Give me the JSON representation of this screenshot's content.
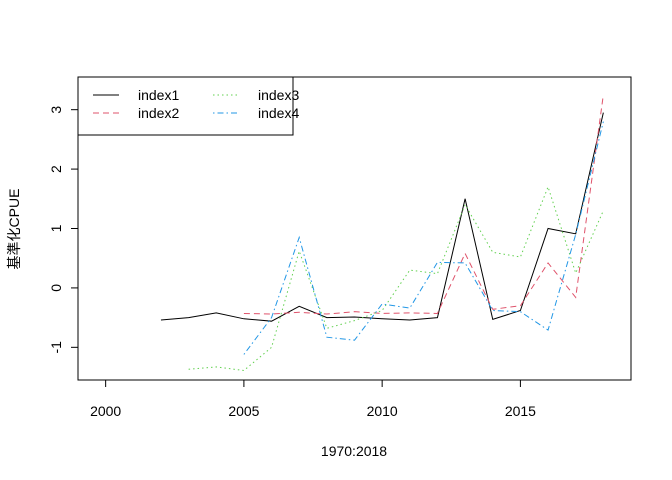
{
  "chart_data": {
    "type": "line",
    "title": "",
    "xlabel": "1970:2018",
    "ylabel": "基準化CPUE",
    "xlim": [
      1999,
      2019
    ],
    "ylim": [
      -1.55,
      3.55
    ],
    "x_ticks": [
      2000,
      2005,
      2010,
      2015
    ],
    "y_ticks": [
      -1,
      0,
      1,
      2,
      3
    ],
    "grid": false,
    "legend": {
      "position": "top-left",
      "columns": 2
    },
    "series": [
      {
        "name": "index1",
        "color": "#000000",
        "dash": "solid",
        "x": [
          2002,
          2003,
          2004,
          2005,
          2006,
          2007,
          2008,
          2009,
          2010,
          2011,
          2012,
          2013,
          2014,
          2015,
          2016,
          2017,
          2018
        ],
        "values": [
          -0.54,
          -0.5,
          -0.42,
          -0.52,
          -0.56,
          -0.31,
          -0.5,
          -0.49,
          -0.52,
          -0.54,
          -0.5,
          1.5,
          -0.53,
          -0.38,
          1.0,
          0.91,
          2.95
        ]
      },
      {
        "name": "index2",
        "color": "#DF536B",
        "dash": "dashed",
        "x": [
          2005,
          2006,
          2007,
          2008,
          2009,
          2010,
          2011,
          2012,
          2013,
          2014,
          2015,
          2016,
          2017,
          2018
        ],
        "values": [
          -0.43,
          -0.44,
          -0.41,
          -0.44,
          -0.4,
          -0.43,
          -0.42,
          -0.43,
          0.58,
          -0.36,
          -0.3,
          0.42,
          -0.16,
          3.25
        ]
      },
      {
        "name": "index3",
        "color": "#61D04F",
        "dash": "dotted",
        "x": [
          2003,
          2004,
          2005,
          2006,
          2007,
          2008,
          2009,
          2010,
          2011,
          2012,
          2013,
          2014,
          2015,
          2016,
          2017,
          2018
        ],
        "values": [
          -1.37,
          -1.33,
          -1.39,
          -1.0,
          0.62,
          -0.68,
          -0.55,
          -0.38,
          0.3,
          0.24,
          1.4,
          0.6,
          0.52,
          1.7,
          0.25,
          1.3
        ]
      },
      {
        "name": "index4",
        "color": "#2297E6",
        "dash": "dotdash",
        "x": [
          2005,
          2006,
          2007,
          2008,
          2009,
          2010,
          2011,
          2012,
          2013,
          2014,
          2015,
          2016,
          2017,
          2018
        ],
        "values": [
          -1.12,
          -0.5,
          0.85,
          -0.83,
          -0.88,
          -0.27,
          -0.34,
          0.43,
          0.42,
          -0.38,
          -0.4,
          -0.71,
          0.9,
          2.8
        ]
      }
    ]
  }
}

------------------------------------

## What the exercise asks:
Reproduce each line word for word and drop the pictures.

## Completed exercise:
Give me the JSON representation of this screenshot's content.
{
  "chart_data": {
    "type": "line",
    "title": "",
    "xlabel": "1970:2018",
    "ylabel": "基準化CPUE",
    "xlim": [
      1999,
      2019
    ],
    "ylim": [
      -1.55,
      3.55
    ],
    "x_ticks": [
      2000,
      2005,
      2010,
      2015
    ],
    "y_ticks": [
      -1,
      0,
      1,
      2,
      3
    ],
    "grid": false,
    "legend": {
      "position": "top-left",
      "columns": 2
    },
    "series": [
      {
        "name": "index1",
        "color": "#000000",
        "dash": "solid",
        "x": [
          2002,
          2003,
          2004,
          2005,
          2006,
          2007,
          2008,
          2009,
          2010,
          2011,
          2012,
          2013,
          2014,
          2015,
          2016,
          2017,
          2018
        ],
        "values": [
          -0.54,
          -0.5,
          -0.42,
          -0.52,
          -0.56,
          -0.31,
          -0.5,
          -0.49,
          -0.52,
          -0.54,
          -0.5,
          1.5,
          -0.53,
          -0.38,
          1.0,
          0.91,
          2.95
        ]
      },
      {
        "name": "index2",
        "color": "#DF536B",
        "dash": "dashed",
        "x": [
          2005,
          2006,
          2007,
          2008,
          2009,
          2010,
          2011,
          2012,
          2013,
          2014,
          2015,
          2016,
          2017,
          2018
        ],
        "values": [
          -0.43,
          -0.44,
          -0.41,
          -0.44,
          -0.4,
          -0.43,
          -0.42,
          -0.43,
          0.58,
          -0.36,
          -0.3,
          0.42,
          -0.16,
          3.25
        ]
      },
      {
        "name": "index3",
        "color": "#61D04F",
        "dash": "dotted",
        "x": [
          2003,
          2004,
          2005,
          2006,
          2007,
          2008,
          2009,
          2010,
          2011,
          2012,
          2013,
          2014,
          2015,
          2016,
          2017,
          2018
        ],
        "values": [
          -1.37,
          -1.33,
          -1.39,
          -1.0,
          0.62,
          -0.68,
          -0.55,
          -0.38,
          0.3,
          0.24,
          1.4,
          0.6,
          0.52,
          1.7,
          0.25,
          1.3
        ]
      },
      {
        "name": "index4",
        "color": "#2297E6",
        "dash": "dotdash",
        "x": [
          2005,
          2006,
          2007,
          2008,
          2009,
          2010,
          2011,
          2012,
          2013,
          2014,
          2015,
          2016,
          2017,
          2018
        ],
        "values": [
          -1.12,
          -0.5,
          0.85,
          -0.83,
          -0.88,
          -0.27,
          -0.34,
          0.43,
          0.42,
          -0.38,
          -0.4,
          -0.71,
          0.9,
          2.8
        ]
      }
    ]
  }
}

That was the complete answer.